BEGIN Records for this task

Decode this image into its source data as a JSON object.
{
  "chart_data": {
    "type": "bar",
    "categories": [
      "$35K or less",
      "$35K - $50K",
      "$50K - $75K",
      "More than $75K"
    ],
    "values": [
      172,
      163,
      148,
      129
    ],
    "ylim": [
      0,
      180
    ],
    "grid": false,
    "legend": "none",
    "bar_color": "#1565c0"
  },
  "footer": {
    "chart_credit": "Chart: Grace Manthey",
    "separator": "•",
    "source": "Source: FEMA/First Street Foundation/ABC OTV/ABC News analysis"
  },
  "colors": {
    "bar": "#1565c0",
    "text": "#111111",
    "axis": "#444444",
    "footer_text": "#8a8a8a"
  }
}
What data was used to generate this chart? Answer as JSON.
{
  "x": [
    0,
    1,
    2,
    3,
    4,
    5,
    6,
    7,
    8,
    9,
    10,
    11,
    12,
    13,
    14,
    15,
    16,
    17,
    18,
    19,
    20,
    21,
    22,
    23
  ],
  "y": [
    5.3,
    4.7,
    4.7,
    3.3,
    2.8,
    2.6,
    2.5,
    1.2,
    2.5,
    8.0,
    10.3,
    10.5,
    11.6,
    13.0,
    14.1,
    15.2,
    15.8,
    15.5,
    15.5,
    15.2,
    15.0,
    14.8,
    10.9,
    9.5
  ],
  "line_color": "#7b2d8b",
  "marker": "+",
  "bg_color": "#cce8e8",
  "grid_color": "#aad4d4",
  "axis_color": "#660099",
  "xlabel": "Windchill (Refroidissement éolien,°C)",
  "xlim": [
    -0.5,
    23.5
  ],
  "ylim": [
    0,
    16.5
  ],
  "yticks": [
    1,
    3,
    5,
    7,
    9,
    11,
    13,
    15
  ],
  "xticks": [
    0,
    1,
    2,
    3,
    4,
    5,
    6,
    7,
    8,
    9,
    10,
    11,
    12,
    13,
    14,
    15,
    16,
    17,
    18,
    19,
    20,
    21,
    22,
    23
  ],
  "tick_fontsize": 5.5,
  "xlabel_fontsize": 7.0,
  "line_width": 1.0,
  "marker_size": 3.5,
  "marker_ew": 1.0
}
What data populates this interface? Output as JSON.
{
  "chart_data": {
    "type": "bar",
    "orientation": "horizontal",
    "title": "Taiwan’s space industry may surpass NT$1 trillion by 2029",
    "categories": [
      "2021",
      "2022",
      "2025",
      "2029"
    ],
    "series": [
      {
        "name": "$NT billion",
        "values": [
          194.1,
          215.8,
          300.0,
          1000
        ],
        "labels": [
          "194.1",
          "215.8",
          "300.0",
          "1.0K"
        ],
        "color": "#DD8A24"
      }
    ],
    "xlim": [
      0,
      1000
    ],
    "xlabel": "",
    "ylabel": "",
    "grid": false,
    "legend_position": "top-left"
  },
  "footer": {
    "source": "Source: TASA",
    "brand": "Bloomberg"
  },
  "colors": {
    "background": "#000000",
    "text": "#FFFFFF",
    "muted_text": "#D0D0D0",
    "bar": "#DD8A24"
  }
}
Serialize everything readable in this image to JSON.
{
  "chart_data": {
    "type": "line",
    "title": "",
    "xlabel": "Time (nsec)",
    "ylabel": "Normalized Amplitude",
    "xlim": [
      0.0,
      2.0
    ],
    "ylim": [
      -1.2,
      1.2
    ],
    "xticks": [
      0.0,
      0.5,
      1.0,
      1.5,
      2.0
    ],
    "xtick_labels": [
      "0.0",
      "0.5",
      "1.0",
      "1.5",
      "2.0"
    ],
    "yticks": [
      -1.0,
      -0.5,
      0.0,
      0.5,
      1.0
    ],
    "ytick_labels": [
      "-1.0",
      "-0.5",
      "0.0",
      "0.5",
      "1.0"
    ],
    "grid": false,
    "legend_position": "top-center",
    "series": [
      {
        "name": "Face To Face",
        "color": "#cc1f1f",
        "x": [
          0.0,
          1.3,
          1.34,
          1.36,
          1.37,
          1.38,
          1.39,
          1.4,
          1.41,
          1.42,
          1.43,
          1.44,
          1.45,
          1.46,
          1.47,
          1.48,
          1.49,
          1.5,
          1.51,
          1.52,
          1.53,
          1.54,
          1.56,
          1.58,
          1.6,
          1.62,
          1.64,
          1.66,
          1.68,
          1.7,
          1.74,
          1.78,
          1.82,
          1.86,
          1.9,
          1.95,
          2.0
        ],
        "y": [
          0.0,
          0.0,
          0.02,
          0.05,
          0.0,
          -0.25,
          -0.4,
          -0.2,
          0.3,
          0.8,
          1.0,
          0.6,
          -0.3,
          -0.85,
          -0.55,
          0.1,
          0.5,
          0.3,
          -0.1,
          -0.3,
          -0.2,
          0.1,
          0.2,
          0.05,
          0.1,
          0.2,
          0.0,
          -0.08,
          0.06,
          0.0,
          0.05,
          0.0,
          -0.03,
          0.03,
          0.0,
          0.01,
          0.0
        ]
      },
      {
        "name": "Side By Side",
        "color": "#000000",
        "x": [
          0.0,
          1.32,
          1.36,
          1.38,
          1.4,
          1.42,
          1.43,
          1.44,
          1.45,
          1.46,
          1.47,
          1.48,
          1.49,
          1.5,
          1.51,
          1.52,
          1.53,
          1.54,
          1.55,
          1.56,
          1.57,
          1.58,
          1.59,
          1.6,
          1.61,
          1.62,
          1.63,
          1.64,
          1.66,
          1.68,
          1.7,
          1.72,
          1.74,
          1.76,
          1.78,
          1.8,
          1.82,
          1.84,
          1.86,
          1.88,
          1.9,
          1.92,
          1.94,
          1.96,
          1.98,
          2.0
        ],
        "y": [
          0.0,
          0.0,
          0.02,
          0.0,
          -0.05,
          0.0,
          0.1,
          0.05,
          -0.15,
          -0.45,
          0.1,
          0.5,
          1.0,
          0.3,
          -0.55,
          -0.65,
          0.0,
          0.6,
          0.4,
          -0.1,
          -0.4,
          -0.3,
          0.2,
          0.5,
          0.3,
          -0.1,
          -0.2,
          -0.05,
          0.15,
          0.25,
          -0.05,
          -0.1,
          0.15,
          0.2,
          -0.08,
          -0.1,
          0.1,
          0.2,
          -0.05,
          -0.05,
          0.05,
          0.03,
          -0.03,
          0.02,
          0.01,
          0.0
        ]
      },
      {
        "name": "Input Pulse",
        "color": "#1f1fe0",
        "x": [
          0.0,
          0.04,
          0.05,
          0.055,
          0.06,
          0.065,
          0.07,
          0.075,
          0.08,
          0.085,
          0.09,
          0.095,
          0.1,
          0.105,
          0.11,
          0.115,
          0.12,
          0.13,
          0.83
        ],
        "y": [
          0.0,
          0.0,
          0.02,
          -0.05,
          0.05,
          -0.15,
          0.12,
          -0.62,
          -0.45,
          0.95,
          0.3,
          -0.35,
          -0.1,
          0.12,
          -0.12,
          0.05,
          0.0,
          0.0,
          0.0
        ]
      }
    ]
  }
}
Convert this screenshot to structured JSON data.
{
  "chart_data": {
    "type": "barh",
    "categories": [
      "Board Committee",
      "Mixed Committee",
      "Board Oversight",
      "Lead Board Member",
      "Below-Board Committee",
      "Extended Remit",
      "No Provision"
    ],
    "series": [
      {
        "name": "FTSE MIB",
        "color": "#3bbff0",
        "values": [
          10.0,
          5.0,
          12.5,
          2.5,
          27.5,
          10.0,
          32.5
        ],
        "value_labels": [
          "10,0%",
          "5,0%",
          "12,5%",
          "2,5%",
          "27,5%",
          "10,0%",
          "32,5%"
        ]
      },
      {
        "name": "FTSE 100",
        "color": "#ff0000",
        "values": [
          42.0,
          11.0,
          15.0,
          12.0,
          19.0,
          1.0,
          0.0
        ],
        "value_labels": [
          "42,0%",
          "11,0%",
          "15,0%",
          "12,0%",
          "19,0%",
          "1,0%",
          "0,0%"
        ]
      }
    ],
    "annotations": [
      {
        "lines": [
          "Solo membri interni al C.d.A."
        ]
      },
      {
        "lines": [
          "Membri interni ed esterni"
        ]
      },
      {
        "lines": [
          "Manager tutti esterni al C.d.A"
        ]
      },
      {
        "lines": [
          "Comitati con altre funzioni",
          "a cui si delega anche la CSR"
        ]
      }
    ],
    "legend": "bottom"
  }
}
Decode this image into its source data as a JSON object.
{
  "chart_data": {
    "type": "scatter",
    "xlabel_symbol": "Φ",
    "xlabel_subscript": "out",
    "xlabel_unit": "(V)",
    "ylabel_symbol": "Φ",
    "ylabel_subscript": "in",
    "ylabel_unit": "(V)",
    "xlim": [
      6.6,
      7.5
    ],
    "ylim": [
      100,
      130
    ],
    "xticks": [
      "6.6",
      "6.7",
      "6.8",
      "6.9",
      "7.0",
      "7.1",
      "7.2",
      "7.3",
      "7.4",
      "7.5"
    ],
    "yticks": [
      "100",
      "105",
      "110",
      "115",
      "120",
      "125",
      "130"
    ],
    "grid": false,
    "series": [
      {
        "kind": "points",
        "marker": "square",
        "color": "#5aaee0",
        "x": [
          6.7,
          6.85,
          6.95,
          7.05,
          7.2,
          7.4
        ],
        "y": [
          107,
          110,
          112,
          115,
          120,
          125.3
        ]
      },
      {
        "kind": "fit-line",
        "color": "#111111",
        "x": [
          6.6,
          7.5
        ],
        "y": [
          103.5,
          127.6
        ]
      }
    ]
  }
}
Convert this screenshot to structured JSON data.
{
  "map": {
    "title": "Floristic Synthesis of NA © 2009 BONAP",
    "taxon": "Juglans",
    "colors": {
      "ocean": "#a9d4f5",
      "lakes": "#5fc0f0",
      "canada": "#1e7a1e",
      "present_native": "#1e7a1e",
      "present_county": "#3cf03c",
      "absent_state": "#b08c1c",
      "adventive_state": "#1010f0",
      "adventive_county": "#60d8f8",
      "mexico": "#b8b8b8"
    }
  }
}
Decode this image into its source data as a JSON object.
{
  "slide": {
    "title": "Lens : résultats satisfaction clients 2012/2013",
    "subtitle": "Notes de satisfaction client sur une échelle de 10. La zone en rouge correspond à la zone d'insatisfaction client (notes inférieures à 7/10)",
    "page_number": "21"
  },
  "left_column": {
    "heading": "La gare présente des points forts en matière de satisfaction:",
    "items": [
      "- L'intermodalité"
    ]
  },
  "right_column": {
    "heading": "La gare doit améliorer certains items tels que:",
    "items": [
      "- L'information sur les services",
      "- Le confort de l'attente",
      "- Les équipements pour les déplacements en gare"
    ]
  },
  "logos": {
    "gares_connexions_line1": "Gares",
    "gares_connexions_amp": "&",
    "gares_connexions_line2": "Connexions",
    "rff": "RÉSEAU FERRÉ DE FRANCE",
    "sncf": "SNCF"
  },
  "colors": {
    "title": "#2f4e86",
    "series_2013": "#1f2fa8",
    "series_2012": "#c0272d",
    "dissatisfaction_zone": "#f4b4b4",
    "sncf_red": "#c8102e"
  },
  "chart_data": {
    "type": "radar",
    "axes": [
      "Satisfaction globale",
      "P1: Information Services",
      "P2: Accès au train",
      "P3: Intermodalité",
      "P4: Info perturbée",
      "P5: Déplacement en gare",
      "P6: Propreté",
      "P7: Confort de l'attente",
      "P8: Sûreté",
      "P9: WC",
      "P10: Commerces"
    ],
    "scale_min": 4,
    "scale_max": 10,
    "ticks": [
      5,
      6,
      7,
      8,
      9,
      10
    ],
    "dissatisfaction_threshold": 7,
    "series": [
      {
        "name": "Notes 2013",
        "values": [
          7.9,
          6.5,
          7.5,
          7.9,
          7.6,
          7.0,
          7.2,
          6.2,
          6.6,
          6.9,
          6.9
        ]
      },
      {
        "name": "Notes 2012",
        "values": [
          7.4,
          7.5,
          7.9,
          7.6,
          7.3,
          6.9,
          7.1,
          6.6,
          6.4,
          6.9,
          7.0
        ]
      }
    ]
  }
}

END Records for this task

Set task:
Only a number is wanted: how many lines contain "Notes"?

Solution below:
3